┏━━

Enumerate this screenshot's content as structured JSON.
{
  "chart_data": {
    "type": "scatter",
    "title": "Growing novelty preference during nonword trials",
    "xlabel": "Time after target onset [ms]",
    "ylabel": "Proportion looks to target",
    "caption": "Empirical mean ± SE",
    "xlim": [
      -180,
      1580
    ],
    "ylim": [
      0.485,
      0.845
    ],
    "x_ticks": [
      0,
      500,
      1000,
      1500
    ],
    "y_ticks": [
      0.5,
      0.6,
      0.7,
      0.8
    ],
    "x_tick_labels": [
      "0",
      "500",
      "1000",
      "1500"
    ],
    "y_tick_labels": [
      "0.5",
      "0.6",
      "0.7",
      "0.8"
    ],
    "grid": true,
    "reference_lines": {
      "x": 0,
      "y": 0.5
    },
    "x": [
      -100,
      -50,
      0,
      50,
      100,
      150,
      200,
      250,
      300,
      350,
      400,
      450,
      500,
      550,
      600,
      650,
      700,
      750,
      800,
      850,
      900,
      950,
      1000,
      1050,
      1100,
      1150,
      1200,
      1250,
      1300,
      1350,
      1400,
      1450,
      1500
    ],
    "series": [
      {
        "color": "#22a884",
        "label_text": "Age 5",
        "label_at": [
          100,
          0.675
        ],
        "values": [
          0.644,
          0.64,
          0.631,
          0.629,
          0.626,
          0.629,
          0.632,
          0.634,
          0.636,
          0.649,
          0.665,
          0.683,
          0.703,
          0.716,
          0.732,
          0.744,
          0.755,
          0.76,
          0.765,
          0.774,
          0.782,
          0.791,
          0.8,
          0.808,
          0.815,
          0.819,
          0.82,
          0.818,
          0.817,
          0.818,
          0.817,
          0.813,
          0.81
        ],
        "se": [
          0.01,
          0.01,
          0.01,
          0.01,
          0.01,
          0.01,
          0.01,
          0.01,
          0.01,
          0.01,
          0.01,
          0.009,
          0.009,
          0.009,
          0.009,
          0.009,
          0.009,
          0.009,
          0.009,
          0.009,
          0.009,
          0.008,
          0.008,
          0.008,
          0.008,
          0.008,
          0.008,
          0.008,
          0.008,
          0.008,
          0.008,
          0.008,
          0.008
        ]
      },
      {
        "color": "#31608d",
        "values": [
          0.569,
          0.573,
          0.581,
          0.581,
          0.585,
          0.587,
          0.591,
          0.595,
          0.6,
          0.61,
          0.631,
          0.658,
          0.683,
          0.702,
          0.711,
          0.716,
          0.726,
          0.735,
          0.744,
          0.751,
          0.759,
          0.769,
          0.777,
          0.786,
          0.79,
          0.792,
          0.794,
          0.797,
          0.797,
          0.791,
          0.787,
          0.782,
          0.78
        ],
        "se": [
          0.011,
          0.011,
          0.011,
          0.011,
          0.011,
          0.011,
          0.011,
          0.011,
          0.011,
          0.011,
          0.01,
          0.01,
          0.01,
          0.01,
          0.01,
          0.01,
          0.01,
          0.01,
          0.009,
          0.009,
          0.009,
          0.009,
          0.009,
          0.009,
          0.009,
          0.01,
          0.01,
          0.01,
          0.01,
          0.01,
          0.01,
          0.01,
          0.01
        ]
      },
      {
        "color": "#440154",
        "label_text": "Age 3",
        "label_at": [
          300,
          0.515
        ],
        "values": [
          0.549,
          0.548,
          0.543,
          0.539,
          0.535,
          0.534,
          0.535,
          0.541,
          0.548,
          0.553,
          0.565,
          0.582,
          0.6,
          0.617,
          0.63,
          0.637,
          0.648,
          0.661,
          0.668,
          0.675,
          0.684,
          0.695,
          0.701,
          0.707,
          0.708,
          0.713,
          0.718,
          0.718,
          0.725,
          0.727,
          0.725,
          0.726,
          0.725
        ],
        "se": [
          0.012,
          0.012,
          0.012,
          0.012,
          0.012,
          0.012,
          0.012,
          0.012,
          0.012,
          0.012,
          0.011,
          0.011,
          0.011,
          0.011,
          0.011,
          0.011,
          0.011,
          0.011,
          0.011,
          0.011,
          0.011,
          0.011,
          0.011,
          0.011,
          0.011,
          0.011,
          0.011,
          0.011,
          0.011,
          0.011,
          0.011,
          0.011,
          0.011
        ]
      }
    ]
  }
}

┗━━

Exercise goal: Report how many lines in the listing above include the word "target". Give nothing but the number.

Solved problem: 2